### MATERIAL FOR THIS EXERCISE

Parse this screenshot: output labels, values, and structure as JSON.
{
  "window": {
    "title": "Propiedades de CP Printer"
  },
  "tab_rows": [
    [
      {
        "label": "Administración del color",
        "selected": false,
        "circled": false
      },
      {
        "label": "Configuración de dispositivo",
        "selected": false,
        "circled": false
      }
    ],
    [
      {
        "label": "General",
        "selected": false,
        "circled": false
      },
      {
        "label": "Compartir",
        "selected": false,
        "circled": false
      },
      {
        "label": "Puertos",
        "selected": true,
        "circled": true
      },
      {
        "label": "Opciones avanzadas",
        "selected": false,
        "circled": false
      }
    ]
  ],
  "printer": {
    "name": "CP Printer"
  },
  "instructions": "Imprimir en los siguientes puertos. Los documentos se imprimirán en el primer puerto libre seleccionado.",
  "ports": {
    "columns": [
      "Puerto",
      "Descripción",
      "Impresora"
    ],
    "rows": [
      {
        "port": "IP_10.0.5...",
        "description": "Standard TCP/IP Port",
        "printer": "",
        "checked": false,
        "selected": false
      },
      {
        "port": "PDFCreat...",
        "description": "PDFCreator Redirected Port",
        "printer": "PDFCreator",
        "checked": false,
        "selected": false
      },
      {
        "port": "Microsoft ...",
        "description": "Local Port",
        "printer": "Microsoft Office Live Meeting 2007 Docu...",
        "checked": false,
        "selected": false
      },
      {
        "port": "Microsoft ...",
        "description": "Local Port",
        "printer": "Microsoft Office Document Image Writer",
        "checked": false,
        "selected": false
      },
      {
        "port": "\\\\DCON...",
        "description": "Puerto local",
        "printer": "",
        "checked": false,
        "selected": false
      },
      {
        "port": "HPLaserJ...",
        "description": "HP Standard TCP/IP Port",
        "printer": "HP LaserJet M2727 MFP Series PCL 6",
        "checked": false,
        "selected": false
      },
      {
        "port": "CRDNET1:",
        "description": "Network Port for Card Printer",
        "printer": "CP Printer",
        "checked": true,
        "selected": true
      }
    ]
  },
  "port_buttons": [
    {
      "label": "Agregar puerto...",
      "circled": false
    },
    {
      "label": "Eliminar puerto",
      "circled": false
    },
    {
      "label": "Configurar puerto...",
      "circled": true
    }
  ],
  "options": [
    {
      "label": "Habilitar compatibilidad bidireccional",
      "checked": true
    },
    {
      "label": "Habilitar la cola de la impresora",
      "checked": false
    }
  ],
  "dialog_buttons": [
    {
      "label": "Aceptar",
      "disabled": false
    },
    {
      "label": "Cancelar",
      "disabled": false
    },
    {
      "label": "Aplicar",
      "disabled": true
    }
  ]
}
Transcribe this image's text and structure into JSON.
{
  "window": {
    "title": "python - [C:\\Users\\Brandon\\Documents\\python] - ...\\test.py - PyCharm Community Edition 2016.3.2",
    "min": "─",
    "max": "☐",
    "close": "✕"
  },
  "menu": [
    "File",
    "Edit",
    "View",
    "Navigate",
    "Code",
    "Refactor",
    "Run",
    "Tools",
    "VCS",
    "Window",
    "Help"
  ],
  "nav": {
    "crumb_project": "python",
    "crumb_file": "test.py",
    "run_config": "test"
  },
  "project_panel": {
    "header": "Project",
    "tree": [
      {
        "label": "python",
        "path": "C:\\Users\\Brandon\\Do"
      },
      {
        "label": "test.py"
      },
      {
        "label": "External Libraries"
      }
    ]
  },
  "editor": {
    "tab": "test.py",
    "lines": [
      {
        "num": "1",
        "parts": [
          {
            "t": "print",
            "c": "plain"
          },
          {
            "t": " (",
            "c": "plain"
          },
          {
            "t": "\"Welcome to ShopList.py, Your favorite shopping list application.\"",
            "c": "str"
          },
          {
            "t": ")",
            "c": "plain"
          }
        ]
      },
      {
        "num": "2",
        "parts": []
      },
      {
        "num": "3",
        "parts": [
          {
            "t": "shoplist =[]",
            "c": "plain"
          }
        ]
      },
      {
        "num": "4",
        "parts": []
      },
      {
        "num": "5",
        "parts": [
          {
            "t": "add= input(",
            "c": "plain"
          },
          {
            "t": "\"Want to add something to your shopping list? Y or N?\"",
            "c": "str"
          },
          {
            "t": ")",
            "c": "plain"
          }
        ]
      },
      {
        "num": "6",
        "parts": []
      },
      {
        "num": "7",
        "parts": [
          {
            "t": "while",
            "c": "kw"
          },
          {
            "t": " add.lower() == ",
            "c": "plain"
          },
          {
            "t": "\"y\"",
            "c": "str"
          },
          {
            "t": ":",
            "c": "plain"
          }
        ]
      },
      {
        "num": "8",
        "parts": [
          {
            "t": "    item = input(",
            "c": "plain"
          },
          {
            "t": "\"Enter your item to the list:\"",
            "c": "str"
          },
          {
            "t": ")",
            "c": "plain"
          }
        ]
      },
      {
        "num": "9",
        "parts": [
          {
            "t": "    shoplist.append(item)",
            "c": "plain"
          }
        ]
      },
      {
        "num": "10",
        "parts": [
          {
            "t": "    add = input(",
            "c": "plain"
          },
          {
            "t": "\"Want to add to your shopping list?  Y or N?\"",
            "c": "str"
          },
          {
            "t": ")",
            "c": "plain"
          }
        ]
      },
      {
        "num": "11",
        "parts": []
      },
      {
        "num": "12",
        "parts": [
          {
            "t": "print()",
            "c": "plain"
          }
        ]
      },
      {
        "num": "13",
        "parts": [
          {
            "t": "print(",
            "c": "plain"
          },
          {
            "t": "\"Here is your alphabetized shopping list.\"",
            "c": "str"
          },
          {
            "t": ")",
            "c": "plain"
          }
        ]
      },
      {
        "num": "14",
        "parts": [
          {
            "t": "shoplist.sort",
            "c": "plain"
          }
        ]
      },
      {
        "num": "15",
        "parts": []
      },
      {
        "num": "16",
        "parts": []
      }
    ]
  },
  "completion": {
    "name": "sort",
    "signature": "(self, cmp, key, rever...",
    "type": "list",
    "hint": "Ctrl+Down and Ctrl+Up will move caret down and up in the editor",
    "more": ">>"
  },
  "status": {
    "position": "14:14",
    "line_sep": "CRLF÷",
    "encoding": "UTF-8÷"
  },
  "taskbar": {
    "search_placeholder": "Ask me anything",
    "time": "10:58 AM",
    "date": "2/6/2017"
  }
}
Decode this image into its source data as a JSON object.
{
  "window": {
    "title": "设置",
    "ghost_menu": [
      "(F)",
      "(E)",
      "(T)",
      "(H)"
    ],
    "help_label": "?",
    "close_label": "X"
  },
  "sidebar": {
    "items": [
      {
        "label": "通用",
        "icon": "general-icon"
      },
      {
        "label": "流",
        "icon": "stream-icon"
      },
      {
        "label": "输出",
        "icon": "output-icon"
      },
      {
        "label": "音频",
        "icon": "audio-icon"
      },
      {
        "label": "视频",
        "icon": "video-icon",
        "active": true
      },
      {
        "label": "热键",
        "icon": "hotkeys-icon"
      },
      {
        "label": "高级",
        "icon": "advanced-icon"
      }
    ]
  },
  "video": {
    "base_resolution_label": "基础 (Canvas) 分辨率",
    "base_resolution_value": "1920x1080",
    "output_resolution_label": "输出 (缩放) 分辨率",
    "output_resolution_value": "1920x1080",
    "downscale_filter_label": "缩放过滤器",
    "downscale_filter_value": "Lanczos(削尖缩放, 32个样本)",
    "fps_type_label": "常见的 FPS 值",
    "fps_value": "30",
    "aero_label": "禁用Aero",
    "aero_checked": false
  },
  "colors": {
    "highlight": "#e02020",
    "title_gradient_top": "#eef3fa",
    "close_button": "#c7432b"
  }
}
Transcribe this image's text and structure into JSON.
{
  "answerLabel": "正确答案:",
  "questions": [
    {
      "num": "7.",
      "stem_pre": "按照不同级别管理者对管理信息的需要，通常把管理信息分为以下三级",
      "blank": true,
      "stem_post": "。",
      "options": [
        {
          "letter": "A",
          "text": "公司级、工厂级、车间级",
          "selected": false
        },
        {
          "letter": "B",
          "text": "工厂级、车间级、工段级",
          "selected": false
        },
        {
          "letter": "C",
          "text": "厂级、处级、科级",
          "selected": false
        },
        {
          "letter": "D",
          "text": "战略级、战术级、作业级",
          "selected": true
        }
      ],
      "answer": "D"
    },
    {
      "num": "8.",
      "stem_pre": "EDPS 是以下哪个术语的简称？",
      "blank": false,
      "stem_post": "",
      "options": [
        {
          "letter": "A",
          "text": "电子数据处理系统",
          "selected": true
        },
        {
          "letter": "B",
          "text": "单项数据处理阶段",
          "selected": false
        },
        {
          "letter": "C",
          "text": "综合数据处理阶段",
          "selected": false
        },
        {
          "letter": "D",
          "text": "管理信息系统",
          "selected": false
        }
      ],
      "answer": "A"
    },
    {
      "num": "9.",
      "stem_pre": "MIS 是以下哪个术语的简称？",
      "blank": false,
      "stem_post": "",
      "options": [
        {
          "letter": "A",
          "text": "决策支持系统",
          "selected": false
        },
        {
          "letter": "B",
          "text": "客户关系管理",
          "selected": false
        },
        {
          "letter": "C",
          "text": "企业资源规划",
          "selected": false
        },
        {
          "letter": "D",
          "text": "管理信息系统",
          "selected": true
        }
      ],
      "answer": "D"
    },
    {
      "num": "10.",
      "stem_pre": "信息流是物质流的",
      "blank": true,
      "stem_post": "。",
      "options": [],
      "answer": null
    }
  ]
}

### WHAT YOU SHOULD DO
How many lines in the records above contain the word "JSON"? Give only the number.

### SOLUTION TO THIS EXERCISE
4